Restate each entry word for word, leaving nothing out.

═══ Excerpted data ═══

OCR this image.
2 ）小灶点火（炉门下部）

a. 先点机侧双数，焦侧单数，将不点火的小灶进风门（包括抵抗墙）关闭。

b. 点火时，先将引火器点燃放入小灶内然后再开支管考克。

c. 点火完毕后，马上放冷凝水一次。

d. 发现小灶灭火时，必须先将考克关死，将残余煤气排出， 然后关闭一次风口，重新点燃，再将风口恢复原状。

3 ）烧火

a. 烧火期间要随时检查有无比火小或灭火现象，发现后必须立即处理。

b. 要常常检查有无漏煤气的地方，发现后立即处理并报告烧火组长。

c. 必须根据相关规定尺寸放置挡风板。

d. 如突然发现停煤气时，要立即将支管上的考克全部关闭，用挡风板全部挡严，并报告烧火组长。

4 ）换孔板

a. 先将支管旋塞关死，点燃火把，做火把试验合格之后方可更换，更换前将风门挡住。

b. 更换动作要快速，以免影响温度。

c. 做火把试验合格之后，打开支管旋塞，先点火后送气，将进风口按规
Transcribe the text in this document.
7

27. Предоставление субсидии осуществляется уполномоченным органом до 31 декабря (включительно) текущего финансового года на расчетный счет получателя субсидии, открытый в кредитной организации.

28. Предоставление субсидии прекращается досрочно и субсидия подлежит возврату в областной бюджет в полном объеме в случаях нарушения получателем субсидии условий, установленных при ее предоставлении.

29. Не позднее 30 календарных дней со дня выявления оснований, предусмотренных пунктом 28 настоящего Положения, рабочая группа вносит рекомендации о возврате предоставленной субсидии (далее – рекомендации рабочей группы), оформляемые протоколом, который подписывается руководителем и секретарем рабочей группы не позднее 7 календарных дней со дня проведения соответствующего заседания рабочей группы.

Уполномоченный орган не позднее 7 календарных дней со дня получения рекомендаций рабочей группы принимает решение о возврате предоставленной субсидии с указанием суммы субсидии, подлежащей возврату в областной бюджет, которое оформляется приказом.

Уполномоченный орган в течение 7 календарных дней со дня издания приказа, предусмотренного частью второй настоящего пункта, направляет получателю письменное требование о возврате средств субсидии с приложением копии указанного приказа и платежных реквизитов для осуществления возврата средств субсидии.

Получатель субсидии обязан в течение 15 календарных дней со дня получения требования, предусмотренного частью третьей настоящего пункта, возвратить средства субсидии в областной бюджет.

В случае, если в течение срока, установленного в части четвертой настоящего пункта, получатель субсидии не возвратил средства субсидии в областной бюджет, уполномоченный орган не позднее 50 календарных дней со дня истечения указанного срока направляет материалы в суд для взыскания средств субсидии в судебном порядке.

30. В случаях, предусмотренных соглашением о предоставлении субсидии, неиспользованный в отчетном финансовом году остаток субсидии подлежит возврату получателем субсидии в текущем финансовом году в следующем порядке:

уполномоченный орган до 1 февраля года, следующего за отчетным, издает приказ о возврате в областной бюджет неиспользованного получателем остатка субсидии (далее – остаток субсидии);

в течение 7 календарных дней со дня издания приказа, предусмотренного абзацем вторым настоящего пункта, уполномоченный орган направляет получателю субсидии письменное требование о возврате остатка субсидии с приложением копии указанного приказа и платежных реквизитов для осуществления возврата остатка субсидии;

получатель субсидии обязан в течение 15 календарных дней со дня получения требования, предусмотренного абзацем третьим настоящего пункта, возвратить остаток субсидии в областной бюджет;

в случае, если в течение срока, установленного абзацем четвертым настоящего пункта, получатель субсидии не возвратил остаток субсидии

═══

- **Output below**:
OCR this image.
2 ）小灶点火（炉门下部）

a. 先点机侧双数，焦侧单数，将不点火的小灶进风门（包括抵抗墙）关闭。

b. 点火时，先将引火器点燃放入小灶内然后再开支管考克。

c. 点火完毕后，马上放冷凝水一次。

d. 发现小灶灭火时，必须先将考克关死，将残余煤气排出， 然后关闭一次风口，重新点燃，再将风口恢复原状。

3 ）烧火

a. 烧火期间要随时检查有无比火小或灭火现象，发现后必须立即处理。

b. 要常常检查有无漏煤气的地方，发现后立即处理并报告烧火组长。

c. 必须根据相关规定尺寸放置挡风板。

d. 如突然发现停煤气时，要立即将支管上的考克全部关闭，用挡风板全部挡严，并报告烧火组长。

4 ）换孔板

a. 先将支管旋塞关死，点燃火把，做火把试验合格之后方可更换，更换前将风门挡住。

b. 更换动作要快速，以免影响温度。

c. 做火把试验合格之后，打开支管旋塞，先点火后送气，将进风口按规
Transcribe the text in this document.
7

27. Предоставление субсидии осуществляется уполномоченным органом до 31 декабря (включительно) текущего финансового года на расчетный счет получателя субсидии, открытый в кредитной организации.

28. Предоставление субсидии прекращается досрочно и субсидия подлежит возврату в областной бюджет в полном объеме в случаях нарушения получателем субсидии условий, установленных при ее предоставлении.

29. Не позднее 30 календарных дней со дня выявления оснований, предусмотренных пунктом 28 настоящего Положения, рабочая группа вносит рекомендации о возврате предоставленной субсидии (далее – рекомендации рабочей группы), оформляемые протоколом, который подписывается руководителем и секретарем рабочей группы не позднее 7 календарных дней со дня проведения соответствующего заседания рабочей группы.

Уполномоченный орган не позднее 7 календарных дней со дня получения рекомендаций рабочей группы принимает решение о возврате предоставленной субсидии с указанием суммы субсидии, подлежащей возврату в областной бюджет, которое оформляется приказом.

Уполномоченный орган в течение 7 календарных дней со дня издания приказа, предусмотренного частью второй настоящего пункта, направляет получателю письменное требование о возврате средств субсидии с приложением копии указанного приказа и платежных реквизитов для осуществления возврата средств субсидии.

Получатель субсидии обязан в течение 15 календарных дней со дня получения требования, предусмотренного частью третьей настоящего пункта, возвратить средства субсидии в областной бюджет.

В случае, если в течение срока, установленного в части четвертой настоящего пункта, получатель субсидии не возвратил средства субсидии в областной бюджет, уполномоченный орган не позднее 50 календарных дней со дня истечения указанного срока направляет материалы в суд для взыскания средств субсидии в судебном порядке.

30. В случаях, предусмотренных соглашением о предоставлении субсидии, неиспользованный в отчетном финансовом году остаток субсидии подлежит возврату получателем субсидии в текущем финансовом году в следующем порядке:

уполномоченный орган до 1 февраля года, следующего за отчетным, издает приказ о возврате в областной бюджет неиспользованного получателем остатка субсидии (далее – остаток субсидии);

в течение 7 календарных дней со дня издания приказа, предусмотренного абзацем вторым настоящего пункта, уполномоченный орган направляет получателю субсидии письменное требование о возврате остатка субсидии с приложением копии указанного приказа и платежных реквизитов для осуществления возврата остатка субсидии;

получатель субсидии обязан в течение 15 календарных дней со дня получения требования, предусмотренного абзацем третьим настоящего пункта, возвратить остаток субсидии в областной бюджет;

в случае, если в течение срока, установленного абзацем четвертым настоящего пункта, получатель субсидии не возвратил остаток субсидии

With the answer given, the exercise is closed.